» Task prompt
Find the string "JSON" in the listing and report every line that has it.
--- START OF Supplied entries ---
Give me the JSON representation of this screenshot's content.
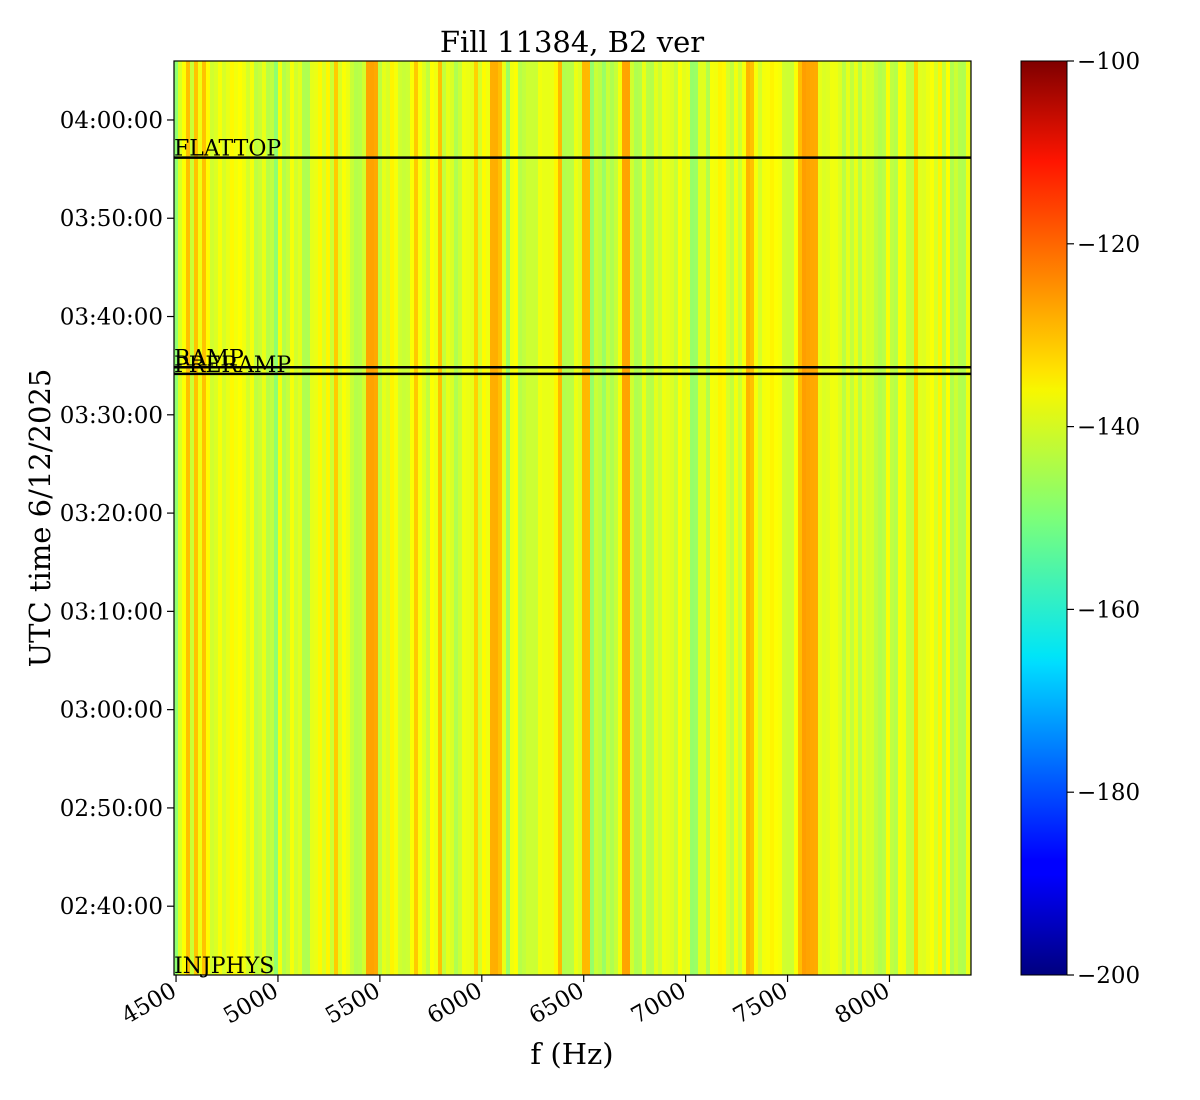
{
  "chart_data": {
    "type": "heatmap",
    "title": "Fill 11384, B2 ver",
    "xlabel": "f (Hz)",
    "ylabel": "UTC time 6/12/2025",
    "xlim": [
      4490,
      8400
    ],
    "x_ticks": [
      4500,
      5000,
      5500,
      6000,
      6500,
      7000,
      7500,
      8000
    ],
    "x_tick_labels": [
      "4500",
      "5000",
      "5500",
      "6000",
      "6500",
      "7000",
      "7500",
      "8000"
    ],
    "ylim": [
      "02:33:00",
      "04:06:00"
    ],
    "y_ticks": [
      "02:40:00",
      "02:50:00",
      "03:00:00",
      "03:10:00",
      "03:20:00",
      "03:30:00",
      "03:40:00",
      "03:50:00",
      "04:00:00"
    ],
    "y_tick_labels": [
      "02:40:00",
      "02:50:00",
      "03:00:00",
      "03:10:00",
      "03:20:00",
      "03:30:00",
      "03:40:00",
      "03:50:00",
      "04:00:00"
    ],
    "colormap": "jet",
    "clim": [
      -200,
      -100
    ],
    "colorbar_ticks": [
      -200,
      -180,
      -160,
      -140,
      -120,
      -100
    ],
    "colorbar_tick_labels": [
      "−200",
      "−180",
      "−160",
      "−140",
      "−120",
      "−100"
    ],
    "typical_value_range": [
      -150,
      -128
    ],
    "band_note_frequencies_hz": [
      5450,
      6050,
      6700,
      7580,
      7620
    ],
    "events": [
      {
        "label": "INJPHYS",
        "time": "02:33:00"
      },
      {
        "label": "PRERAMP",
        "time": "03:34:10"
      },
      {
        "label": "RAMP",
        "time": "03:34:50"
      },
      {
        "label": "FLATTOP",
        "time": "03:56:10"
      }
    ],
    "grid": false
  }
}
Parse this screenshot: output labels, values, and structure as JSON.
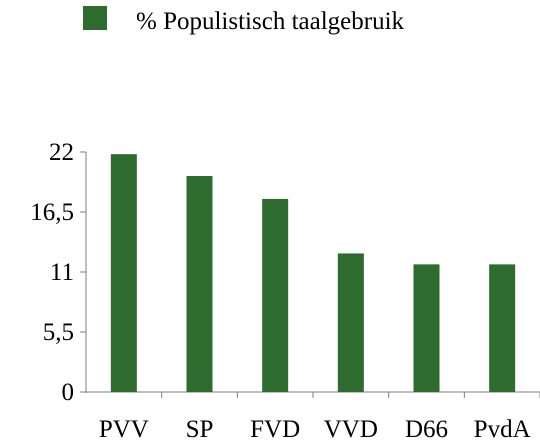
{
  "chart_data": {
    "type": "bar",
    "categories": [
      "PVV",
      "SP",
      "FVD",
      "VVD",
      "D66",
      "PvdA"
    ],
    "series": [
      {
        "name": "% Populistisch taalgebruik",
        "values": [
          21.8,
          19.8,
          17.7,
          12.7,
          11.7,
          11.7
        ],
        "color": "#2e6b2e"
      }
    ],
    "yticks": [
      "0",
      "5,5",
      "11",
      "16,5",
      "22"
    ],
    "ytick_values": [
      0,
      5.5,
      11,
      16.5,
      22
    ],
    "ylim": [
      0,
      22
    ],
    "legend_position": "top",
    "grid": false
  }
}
--- END OF Supplied entries ---
--- START OF Supplied entries ---
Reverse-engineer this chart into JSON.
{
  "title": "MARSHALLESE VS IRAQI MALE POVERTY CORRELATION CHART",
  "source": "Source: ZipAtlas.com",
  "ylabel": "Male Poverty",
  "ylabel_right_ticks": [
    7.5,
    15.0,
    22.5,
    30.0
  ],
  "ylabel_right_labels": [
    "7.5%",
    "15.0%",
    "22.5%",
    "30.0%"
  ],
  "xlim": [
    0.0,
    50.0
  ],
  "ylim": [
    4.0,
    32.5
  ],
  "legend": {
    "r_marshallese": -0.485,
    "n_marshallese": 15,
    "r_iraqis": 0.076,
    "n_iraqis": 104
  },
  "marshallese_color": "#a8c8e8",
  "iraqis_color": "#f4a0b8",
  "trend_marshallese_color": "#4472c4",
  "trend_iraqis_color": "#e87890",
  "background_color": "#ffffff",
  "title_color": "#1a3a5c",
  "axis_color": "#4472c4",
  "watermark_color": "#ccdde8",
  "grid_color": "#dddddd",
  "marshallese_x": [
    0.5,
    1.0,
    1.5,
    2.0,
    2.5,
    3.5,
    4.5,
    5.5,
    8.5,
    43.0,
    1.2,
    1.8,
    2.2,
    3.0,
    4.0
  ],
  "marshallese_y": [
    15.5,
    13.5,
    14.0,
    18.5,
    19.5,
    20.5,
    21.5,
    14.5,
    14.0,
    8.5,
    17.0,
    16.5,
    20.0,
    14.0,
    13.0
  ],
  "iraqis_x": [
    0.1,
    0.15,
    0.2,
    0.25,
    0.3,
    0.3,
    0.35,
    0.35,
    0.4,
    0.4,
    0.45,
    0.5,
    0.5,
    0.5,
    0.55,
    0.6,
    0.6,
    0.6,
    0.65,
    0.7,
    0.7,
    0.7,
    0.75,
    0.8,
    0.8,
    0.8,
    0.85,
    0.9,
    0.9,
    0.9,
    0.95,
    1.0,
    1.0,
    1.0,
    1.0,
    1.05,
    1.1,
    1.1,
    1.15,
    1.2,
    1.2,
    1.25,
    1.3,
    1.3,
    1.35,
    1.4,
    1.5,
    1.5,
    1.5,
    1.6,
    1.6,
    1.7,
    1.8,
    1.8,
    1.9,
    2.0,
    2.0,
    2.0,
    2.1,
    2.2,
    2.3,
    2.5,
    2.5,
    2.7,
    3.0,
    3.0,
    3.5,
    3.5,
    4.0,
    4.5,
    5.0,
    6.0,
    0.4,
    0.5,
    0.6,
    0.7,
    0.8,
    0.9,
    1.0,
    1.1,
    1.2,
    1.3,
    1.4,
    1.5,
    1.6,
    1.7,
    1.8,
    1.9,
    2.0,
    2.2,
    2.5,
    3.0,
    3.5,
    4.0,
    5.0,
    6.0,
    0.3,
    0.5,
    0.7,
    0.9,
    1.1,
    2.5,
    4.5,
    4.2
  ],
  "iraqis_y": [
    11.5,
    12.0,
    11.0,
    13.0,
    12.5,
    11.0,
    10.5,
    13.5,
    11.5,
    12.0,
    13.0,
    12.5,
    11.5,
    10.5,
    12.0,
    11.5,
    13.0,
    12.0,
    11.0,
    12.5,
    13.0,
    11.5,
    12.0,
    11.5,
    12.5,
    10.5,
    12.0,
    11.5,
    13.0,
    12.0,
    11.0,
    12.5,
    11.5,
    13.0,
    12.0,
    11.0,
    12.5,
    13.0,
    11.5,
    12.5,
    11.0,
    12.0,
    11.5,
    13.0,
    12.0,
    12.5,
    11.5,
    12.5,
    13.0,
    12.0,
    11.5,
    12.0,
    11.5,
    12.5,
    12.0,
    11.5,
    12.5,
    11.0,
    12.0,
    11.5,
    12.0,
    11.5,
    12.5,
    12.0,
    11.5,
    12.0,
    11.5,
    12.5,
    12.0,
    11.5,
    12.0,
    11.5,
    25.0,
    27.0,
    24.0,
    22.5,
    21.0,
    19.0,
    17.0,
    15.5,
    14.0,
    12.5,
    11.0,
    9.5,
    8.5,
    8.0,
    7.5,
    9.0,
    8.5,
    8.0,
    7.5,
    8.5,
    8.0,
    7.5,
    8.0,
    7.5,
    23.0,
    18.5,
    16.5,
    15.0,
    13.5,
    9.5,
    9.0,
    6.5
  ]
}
--- END OF Supplied entries ---
» Exercise output
Give me the JSON representation of this screenshot's content.
Parse this screenshot: output labels, values, and structure as JSON.
Reverse-engineer this chart into JSON.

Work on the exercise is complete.